* **Request**
Identify all lines of the data containing the string "Services" and copy them.

* **Dataset**
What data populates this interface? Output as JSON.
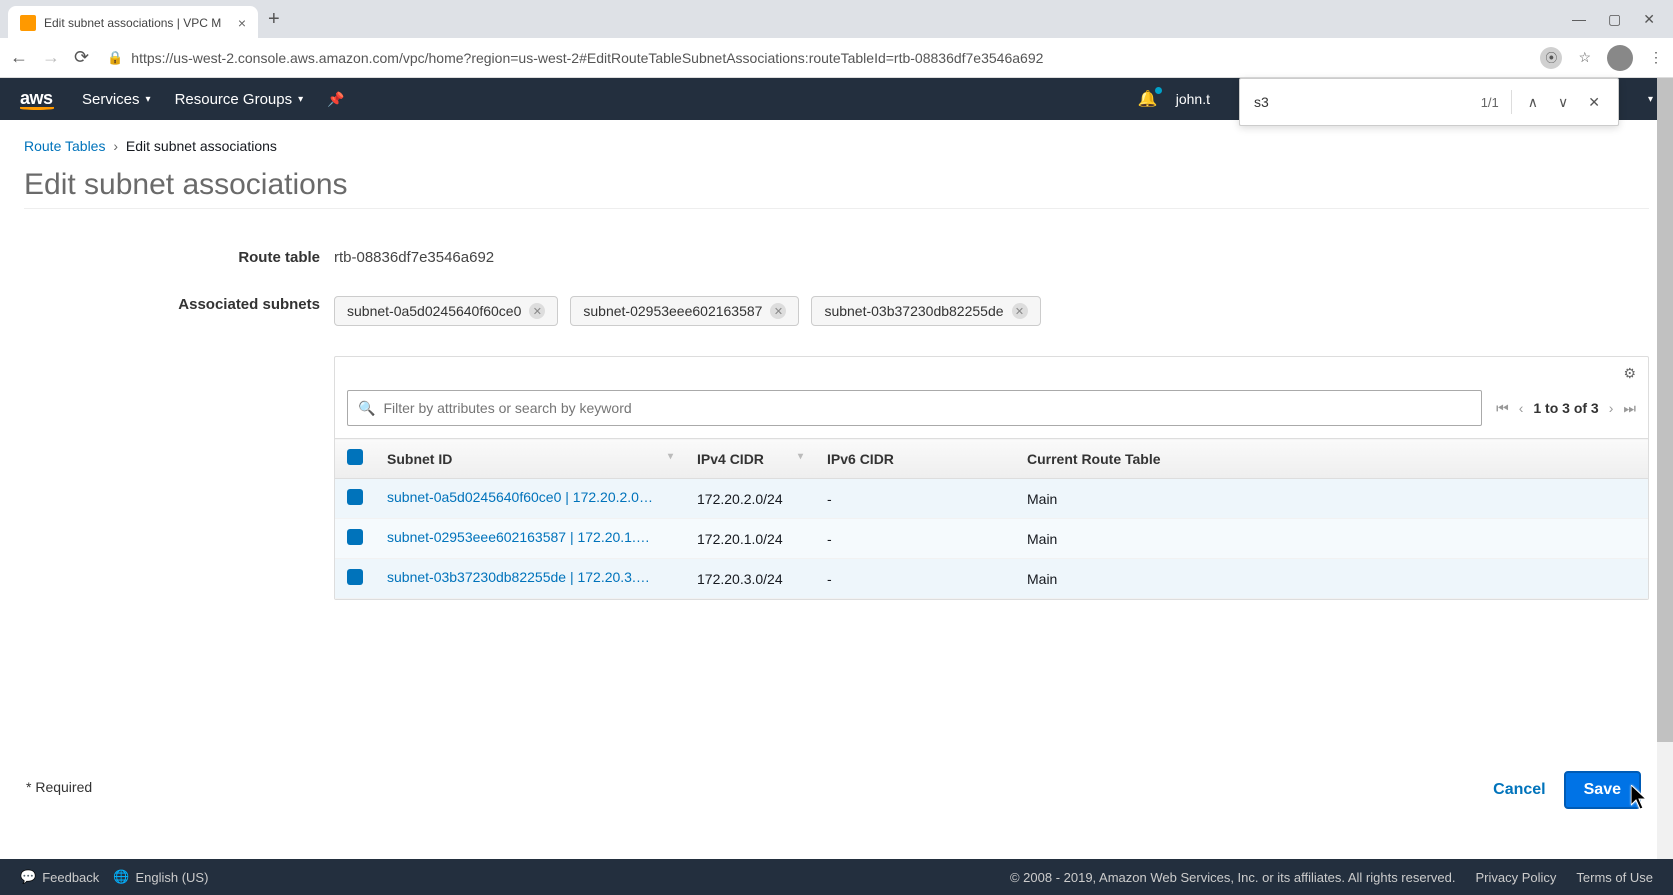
{
  "browser": {
    "tab_title": "Edit subnet associations | VPC M",
    "url_display": "https://us-west-2.console.aws.amazon.com/vpc/home?region=us-west-2#EditRouteTableSubnetAssociations:routeTableId=rtb-08836df7e3546a692"
  },
  "find": {
    "query": "s3",
    "count": "1/1"
  },
  "aws_header": {
    "services": "Services",
    "resource_groups": "Resource Groups",
    "user": "john.t"
  },
  "breadcrumb": {
    "root": "Route Tables",
    "current": "Edit subnet associations"
  },
  "page_title": "Edit subnet associations",
  "form": {
    "route_table_label": "Route table",
    "route_table_value": "rtb-08836df7e3546a692",
    "associated_label": "Associated subnets"
  },
  "associated_tags": [
    "subnet-0a5d0245640f60ce0",
    "subnet-02953eee602163587",
    "subnet-03b37230db82255de"
  ],
  "search": {
    "placeholder": "Filter by attributes or search by keyword"
  },
  "pagination": "1 to 3 of 3",
  "table": {
    "headers": {
      "subnet_id": "Subnet ID",
      "ipv4": "IPv4 CIDR",
      "ipv6": "IPv6 CIDR",
      "current": "Current Route Table"
    },
    "rows": [
      {
        "subnet": "subnet-0a5d0245640f60ce0 | 172.20.2.0…",
        "ipv4": "172.20.2.0/24",
        "ipv6": "-",
        "rt": "Main"
      },
      {
        "subnet": "subnet-02953eee602163587 | 172.20.1.…",
        "ipv4": "172.20.1.0/24",
        "ipv6": "-",
        "rt": "Main"
      },
      {
        "subnet": "subnet-03b37230db82255de | 172.20.3.…",
        "ipv4": "172.20.3.0/24",
        "ipv6": "-",
        "rt": "Main"
      }
    ]
  },
  "required_note": "* Required",
  "buttons": {
    "cancel": "Cancel",
    "save": "Save"
  },
  "footer": {
    "feedback": "Feedback",
    "language": "English (US)",
    "copyright": "© 2008 - 2019, Amazon Web Services, Inc. or its affiliates. All rights reserved.",
    "privacy": "Privacy Policy",
    "terms": "Terms of Use"
  }
}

* **Solution to this task**
    "services": "Services",
    "copyright": "© 2008 - 2019, Amazon Web Services, Inc. or its affiliates. All rights reserved.",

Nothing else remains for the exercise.